[Dataset entries]
☆ ☆ ☆

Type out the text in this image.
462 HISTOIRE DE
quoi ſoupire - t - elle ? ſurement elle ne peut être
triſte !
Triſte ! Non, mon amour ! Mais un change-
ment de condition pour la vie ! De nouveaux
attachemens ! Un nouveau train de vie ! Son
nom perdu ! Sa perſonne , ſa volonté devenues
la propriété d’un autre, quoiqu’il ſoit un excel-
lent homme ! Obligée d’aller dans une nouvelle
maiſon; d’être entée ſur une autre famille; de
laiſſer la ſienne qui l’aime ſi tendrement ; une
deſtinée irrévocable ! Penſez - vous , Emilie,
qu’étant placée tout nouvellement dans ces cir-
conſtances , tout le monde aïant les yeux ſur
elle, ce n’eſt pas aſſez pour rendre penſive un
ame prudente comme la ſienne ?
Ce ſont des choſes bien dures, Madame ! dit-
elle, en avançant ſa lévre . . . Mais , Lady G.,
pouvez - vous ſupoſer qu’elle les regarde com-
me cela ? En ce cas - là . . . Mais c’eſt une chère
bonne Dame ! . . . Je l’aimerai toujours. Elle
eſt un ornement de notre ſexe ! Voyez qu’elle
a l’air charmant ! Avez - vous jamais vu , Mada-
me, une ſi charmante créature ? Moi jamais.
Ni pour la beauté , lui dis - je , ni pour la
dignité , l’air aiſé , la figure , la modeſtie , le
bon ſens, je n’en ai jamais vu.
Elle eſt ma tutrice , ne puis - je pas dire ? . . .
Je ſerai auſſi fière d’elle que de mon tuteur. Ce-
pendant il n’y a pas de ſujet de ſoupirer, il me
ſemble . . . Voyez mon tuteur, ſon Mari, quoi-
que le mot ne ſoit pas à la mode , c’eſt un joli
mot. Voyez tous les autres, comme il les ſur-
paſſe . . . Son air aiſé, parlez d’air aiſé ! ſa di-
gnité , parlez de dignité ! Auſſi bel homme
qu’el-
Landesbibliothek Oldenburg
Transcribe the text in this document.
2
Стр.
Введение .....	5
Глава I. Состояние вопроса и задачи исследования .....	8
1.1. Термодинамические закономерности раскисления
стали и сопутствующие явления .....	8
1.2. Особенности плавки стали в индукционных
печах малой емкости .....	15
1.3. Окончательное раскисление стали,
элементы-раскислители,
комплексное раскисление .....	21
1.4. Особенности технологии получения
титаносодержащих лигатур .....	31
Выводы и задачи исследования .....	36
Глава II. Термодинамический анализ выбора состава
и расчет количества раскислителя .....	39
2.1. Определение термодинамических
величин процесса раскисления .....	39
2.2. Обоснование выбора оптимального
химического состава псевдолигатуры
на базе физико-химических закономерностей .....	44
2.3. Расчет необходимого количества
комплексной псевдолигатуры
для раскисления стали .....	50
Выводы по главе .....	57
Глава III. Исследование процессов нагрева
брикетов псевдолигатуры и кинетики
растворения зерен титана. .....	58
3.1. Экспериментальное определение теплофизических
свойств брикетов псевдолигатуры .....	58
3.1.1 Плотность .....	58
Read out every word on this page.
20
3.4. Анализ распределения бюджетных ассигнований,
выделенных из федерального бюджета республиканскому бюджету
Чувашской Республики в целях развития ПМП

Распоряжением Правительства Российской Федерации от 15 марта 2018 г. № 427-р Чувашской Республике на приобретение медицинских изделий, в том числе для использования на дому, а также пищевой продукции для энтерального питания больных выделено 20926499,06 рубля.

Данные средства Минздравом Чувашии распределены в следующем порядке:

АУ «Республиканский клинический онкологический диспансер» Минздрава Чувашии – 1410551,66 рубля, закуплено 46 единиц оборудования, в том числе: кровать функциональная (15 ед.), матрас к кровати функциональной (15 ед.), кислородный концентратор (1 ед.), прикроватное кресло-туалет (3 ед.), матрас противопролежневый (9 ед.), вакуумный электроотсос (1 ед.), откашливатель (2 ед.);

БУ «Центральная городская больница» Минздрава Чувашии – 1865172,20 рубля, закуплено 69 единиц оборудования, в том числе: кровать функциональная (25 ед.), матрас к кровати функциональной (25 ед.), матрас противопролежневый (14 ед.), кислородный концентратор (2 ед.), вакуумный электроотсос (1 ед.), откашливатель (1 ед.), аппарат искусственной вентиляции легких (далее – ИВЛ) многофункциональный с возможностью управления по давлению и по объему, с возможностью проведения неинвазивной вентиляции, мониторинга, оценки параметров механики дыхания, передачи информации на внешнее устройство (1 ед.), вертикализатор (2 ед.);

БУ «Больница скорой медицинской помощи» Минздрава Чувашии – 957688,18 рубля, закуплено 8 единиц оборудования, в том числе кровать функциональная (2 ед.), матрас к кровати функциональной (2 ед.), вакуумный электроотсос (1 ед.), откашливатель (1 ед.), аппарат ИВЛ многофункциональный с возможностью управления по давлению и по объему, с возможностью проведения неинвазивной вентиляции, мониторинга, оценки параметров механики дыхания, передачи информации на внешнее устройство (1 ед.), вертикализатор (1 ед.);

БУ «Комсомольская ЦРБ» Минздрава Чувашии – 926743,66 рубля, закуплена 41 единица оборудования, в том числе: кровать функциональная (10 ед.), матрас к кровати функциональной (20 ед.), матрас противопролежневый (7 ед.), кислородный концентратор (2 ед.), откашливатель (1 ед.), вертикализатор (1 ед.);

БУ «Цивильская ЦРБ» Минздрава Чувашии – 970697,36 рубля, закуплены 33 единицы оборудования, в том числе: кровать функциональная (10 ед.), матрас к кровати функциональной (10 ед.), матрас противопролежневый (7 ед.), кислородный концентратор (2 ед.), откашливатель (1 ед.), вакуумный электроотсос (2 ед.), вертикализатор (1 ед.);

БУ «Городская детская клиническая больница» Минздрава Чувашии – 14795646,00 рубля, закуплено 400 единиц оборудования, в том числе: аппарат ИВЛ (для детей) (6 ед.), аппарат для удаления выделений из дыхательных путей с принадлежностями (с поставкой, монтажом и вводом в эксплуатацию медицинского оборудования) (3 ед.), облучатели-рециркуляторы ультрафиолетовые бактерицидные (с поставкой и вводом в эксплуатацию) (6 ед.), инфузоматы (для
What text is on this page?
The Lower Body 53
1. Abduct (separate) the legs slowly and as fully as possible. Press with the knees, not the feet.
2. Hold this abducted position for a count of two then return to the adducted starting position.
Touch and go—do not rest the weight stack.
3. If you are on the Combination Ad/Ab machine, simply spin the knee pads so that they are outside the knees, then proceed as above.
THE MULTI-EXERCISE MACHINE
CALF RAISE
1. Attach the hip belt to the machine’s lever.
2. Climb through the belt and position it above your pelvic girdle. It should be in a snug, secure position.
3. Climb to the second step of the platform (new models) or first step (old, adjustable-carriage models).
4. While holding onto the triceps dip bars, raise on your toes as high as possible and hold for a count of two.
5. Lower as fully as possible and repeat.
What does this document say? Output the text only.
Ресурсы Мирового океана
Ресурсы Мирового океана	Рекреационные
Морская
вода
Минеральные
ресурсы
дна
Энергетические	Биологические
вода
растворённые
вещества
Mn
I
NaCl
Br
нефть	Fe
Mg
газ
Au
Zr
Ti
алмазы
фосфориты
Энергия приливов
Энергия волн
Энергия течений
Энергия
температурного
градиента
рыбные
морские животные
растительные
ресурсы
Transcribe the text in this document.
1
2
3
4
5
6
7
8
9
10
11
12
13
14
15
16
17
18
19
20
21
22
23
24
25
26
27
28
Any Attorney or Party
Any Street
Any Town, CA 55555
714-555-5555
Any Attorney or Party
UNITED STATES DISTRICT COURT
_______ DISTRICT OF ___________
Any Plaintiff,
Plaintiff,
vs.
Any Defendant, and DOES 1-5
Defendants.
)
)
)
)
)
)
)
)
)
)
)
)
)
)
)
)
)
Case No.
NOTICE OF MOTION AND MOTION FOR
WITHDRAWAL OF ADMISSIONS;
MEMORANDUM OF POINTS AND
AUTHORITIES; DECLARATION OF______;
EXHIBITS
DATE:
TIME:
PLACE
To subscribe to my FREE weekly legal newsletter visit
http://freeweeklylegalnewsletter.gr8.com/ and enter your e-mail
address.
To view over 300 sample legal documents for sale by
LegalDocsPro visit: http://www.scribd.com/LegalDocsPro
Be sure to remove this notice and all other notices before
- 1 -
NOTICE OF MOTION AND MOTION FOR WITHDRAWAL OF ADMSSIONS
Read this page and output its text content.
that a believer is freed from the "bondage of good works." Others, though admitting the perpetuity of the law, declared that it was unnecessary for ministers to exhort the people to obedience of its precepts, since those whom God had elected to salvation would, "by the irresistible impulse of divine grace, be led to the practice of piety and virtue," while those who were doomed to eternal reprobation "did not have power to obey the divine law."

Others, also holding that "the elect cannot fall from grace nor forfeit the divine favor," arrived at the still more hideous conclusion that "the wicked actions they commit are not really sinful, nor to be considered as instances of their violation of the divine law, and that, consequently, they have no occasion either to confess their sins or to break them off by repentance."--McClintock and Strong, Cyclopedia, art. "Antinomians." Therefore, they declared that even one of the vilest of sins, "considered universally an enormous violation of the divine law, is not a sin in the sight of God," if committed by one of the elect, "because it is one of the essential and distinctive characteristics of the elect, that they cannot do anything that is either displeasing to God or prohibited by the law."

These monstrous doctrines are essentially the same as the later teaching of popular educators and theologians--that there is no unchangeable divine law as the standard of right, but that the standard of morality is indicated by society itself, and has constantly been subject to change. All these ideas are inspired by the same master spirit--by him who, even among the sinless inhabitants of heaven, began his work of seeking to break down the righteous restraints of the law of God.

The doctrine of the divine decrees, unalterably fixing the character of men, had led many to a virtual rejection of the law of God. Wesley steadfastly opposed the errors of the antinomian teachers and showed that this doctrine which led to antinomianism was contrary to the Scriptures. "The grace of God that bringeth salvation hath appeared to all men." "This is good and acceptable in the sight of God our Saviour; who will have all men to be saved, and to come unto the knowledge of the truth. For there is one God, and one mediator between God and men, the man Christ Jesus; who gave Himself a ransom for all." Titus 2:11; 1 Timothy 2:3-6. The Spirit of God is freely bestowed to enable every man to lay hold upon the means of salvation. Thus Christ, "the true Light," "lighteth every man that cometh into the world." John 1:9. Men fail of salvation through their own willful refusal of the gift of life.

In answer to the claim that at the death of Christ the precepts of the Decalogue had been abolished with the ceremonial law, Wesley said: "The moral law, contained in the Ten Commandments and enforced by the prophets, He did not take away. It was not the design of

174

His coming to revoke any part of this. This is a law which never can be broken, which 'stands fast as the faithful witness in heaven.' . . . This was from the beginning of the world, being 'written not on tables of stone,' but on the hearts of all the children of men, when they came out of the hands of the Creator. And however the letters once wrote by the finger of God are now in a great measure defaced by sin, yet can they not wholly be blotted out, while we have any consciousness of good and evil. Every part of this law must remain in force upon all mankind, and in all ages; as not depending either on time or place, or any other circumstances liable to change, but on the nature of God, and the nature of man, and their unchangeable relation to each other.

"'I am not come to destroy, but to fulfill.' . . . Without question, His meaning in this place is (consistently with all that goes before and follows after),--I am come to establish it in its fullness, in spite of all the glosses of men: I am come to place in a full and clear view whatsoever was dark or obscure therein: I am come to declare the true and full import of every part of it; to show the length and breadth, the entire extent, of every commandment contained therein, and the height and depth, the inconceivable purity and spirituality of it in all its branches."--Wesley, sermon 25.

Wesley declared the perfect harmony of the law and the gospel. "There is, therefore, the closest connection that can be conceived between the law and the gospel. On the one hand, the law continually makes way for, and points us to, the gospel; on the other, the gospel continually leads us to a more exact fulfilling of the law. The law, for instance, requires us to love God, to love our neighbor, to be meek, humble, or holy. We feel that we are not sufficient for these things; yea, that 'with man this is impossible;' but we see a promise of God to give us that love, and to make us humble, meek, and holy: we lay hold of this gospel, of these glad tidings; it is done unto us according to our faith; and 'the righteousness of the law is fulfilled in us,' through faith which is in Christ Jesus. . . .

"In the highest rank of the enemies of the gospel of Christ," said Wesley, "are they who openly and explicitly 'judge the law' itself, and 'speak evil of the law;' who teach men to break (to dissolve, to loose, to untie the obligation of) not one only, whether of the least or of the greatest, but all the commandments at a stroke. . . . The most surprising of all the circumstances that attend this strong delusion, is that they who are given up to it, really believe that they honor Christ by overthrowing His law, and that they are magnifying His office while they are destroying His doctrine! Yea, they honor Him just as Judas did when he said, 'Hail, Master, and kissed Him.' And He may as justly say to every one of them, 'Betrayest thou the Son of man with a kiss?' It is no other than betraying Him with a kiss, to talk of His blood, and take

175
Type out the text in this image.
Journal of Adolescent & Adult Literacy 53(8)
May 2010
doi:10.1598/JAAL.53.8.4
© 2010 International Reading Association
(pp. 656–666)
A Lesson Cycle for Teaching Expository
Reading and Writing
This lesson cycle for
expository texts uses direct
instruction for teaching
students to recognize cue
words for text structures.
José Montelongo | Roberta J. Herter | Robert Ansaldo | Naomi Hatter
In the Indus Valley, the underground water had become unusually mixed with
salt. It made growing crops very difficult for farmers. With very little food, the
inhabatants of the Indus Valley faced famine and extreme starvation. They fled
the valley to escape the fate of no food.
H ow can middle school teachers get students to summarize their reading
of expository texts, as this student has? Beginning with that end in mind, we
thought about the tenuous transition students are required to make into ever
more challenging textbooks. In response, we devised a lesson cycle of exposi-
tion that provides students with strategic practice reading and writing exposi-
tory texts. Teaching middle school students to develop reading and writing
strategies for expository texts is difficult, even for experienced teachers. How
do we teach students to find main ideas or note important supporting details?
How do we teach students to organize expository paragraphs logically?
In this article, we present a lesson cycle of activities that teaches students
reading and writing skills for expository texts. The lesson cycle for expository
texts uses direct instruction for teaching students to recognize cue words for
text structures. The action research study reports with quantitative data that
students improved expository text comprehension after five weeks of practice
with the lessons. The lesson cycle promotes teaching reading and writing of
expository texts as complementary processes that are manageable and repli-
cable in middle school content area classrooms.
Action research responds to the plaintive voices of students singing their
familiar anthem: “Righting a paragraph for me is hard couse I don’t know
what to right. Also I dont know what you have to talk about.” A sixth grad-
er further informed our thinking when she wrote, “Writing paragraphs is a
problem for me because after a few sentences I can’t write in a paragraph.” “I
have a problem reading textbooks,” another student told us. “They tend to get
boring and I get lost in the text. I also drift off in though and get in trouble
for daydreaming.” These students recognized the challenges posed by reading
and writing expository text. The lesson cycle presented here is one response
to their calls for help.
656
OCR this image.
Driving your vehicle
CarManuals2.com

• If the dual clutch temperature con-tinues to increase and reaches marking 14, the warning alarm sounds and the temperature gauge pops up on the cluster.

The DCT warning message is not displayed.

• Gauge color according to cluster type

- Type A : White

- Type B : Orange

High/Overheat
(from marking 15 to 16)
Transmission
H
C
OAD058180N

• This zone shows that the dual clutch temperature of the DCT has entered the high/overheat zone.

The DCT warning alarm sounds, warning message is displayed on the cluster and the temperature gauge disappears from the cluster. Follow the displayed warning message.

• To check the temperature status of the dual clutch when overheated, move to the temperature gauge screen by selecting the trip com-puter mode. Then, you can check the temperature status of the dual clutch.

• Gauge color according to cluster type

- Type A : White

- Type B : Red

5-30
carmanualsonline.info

☆ ☆ ☆

Tally how many lines in the material above hold the word "объему". Write only that number.

2